▸ ENTRIES
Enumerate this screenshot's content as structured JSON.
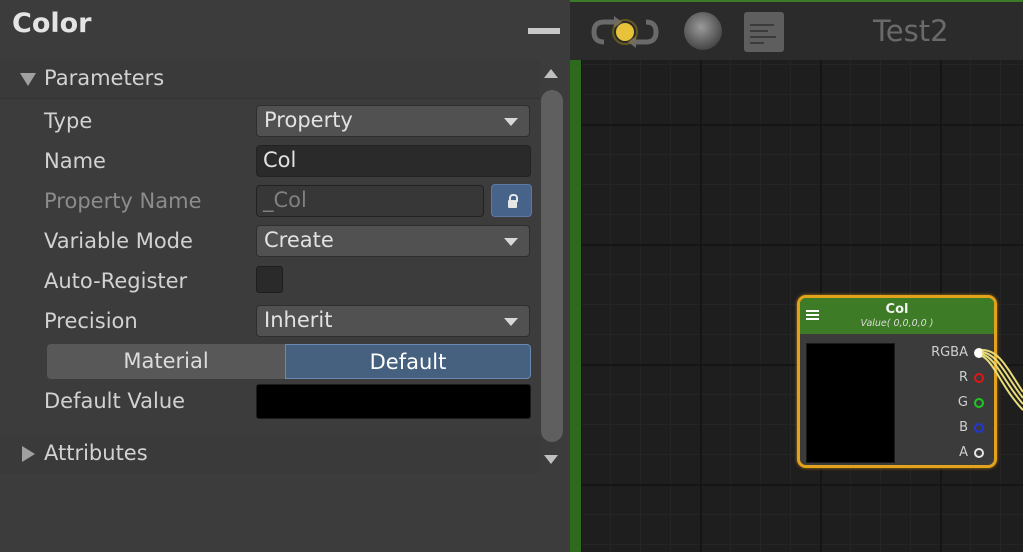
{
  "inspector": {
    "title": "Color",
    "sections": {
      "parameters": "Parameters",
      "attributes": "Attributes"
    },
    "fields": {
      "type": {
        "label": "Type",
        "value": "Property"
      },
      "name": {
        "label": "Name",
        "value": "Col"
      },
      "property_name": {
        "label": "Property Name",
        "value": "_Col"
      },
      "variable_mode": {
        "label": "Variable Mode",
        "value": "Create"
      },
      "auto_register": {
        "label": "Auto-Register",
        "checked": false
      },
      "precision": {
        "label": "Precision",
        "value": "Inherit"
      },
      "default_value": {
        "label": "Default Value",
        "color": "#000000"
      }
    },
    "toggle": {
      "left": "Material",
      "right": "Default",
      "selected": "Default"
    }
  },
  "canvas": {
    "graph_title": "Test2",
    "node": {
      "title": "Col",
      "subtitle": "Value( 0,0,0,0 )",
      "ports": [
        {
          "label": "RGBA",
          "color": "#ffffff"
        },
        {
          "label": "R",
          "color": "#e01515"
        },
        {
          "label": "G",
          "color": "#1fc81f"
        },
        {
          "label": "B",
          "color": "#2436d8"
        },
        {
          "label": "A",
          "color": "#e6e6e6"
        }
      ]
    }
  },
  "colors": {
    "accent_blue": "#46607f",
    "node_header": "#3d7b26",
    "node_selected_outline": "#e3a21c"
  }
}
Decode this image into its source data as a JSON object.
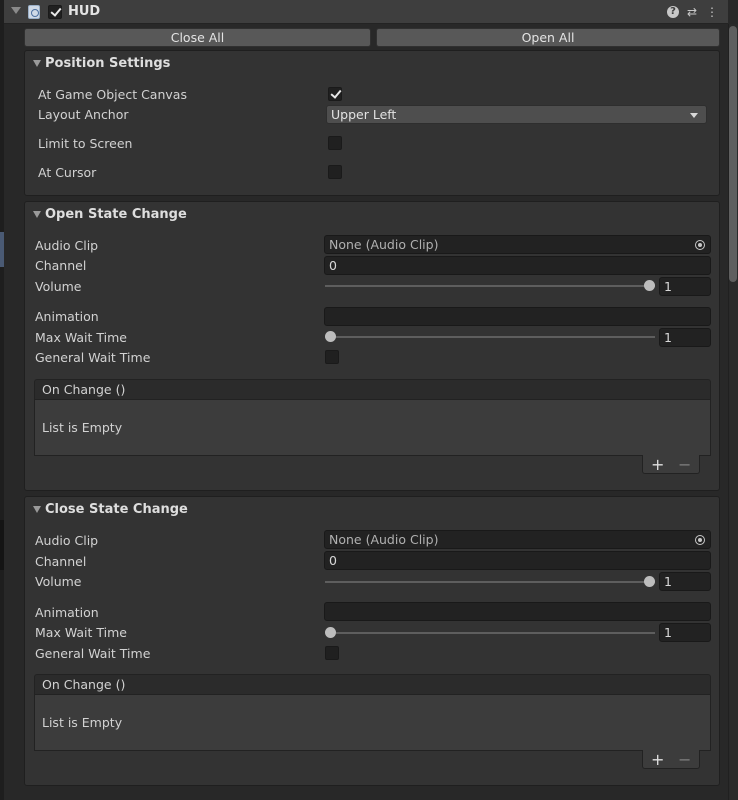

▸ CHALLENGE
Search the material above for "label". Pull out each line where it shows up.

▸ SOLUTION FOR THIS EXERCISE
        "label": "Type",
        "label": "Name",
        "label": "Property Name",
        "label": "Variable Mode",
        "label": "Auto-Register",
        "label": "Precision",
        "label": "Default Value",
          "label": "RGBA",
          "label": "R",
          "label": "G",
          "label": "B",
          "label": "A",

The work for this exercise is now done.